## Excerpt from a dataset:
_____
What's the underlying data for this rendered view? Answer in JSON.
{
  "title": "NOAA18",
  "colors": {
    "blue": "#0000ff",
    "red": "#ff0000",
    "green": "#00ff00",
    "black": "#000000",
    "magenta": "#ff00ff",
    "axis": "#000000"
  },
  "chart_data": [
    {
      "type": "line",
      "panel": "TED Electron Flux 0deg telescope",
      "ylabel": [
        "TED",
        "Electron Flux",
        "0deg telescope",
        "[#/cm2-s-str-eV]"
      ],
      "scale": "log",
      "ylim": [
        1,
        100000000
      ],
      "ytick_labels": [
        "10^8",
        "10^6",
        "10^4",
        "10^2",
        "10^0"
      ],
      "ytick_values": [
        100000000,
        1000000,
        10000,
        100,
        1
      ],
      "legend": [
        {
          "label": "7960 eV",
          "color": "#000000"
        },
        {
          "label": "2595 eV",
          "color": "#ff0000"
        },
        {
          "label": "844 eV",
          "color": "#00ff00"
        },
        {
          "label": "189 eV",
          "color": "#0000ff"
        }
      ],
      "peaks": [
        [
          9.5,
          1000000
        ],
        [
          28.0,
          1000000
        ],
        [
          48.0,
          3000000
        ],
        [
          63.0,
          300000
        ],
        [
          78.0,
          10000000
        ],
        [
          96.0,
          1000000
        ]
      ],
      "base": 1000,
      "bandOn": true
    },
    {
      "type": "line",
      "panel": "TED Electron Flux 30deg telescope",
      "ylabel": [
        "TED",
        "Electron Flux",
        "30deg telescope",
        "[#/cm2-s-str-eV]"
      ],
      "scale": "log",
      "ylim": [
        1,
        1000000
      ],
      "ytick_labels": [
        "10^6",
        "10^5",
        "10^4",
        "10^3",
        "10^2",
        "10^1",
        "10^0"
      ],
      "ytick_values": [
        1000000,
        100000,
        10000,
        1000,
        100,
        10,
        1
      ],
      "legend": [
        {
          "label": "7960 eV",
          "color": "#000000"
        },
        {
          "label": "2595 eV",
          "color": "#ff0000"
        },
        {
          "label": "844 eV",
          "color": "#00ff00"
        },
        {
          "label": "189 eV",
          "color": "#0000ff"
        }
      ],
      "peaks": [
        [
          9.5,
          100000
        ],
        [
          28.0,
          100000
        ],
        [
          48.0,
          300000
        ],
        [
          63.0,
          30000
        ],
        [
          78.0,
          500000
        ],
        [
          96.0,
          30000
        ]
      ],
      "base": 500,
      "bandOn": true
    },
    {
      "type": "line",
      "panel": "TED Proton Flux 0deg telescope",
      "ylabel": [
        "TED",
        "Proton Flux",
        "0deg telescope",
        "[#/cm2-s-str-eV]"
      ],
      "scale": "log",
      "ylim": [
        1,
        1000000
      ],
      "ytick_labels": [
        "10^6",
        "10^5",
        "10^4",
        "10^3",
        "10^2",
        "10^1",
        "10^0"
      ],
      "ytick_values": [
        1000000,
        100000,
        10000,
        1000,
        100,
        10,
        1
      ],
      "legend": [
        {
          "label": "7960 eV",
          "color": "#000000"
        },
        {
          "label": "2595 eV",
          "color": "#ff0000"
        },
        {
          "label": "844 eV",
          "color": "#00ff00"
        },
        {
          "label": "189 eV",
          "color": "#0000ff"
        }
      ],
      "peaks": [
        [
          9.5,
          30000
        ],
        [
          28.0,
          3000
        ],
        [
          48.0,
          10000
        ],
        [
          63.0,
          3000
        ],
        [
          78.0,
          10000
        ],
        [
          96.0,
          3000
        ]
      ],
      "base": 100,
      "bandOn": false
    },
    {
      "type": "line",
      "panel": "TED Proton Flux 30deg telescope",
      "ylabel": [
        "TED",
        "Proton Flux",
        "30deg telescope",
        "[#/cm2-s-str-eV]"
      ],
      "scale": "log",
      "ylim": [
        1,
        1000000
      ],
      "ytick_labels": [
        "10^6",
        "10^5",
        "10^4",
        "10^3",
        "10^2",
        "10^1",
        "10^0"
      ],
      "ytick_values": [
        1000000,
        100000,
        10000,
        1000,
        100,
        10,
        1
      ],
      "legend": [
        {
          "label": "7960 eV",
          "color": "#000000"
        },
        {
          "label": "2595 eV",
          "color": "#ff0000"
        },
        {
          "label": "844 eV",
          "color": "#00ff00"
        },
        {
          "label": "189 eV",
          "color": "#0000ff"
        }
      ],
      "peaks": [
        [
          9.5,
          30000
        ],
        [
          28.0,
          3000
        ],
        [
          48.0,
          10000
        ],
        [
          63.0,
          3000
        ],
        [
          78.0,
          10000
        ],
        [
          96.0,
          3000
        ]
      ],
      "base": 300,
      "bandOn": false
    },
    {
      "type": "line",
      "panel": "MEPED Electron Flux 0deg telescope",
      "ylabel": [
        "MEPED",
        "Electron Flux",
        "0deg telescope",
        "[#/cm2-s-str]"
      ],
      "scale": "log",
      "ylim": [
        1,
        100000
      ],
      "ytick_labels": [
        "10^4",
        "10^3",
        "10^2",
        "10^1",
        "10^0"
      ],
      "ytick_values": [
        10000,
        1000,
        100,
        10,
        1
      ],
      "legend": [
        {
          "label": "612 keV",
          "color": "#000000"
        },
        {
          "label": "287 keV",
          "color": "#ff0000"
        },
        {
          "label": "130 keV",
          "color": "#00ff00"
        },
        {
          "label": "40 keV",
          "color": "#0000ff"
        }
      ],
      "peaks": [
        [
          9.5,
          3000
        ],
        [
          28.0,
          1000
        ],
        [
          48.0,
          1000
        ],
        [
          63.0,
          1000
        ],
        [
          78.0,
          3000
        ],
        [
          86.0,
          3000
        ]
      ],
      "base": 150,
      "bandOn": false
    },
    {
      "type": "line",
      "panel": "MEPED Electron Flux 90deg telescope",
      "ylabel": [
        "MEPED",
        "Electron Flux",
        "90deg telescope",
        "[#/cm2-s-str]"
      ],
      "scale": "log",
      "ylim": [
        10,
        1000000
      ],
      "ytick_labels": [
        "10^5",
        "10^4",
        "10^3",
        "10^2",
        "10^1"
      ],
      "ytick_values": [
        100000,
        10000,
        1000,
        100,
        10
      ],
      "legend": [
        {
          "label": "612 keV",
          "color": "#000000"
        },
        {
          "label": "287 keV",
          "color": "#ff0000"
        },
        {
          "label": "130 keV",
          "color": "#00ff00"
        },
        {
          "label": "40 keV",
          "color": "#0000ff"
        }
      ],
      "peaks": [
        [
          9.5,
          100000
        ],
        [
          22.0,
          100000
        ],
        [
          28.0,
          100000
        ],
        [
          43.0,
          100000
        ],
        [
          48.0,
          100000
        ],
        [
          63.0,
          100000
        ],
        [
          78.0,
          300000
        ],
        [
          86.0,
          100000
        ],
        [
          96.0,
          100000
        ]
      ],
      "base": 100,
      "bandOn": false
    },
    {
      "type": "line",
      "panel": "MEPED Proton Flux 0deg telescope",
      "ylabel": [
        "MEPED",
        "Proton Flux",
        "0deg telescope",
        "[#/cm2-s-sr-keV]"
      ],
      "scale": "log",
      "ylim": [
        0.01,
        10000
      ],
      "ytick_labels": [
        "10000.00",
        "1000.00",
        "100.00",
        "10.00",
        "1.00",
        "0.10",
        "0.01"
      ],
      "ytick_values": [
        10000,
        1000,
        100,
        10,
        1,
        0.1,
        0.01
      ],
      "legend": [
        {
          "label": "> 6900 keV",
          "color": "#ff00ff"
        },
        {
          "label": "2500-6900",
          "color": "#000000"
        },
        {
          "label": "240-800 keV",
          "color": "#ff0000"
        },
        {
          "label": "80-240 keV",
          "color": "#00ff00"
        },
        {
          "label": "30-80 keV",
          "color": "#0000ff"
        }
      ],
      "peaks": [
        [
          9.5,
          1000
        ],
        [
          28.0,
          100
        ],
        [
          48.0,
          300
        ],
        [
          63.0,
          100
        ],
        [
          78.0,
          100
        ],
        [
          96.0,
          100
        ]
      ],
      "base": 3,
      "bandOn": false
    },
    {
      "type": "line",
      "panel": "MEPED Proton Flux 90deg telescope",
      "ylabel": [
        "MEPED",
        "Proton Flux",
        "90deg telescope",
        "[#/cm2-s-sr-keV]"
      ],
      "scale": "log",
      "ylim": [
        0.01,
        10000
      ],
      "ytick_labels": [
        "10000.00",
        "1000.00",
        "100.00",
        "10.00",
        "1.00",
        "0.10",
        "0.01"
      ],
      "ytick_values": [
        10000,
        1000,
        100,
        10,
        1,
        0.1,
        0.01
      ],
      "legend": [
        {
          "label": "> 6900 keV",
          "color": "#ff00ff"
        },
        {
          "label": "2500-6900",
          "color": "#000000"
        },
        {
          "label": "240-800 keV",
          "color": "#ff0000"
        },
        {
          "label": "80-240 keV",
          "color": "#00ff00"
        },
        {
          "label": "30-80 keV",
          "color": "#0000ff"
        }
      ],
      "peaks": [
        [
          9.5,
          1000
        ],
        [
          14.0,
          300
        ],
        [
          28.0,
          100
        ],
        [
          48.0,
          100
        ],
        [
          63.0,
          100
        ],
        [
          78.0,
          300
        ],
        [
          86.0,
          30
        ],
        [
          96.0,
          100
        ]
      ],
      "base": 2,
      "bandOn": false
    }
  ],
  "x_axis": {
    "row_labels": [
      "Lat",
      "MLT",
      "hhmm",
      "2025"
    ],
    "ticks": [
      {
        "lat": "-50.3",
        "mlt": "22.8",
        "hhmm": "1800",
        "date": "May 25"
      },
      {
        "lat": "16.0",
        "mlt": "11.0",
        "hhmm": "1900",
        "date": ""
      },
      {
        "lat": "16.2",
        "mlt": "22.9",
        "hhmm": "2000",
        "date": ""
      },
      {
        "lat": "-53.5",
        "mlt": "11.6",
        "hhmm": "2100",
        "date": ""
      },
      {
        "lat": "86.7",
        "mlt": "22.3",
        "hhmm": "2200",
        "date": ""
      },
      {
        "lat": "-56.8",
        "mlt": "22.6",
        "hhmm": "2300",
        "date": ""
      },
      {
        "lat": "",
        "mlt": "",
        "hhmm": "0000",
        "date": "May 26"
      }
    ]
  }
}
_____
## Short task:
Determine how many lines of the listing hold the word "hhmm" and reply with that figure alone.

## Finished task:
8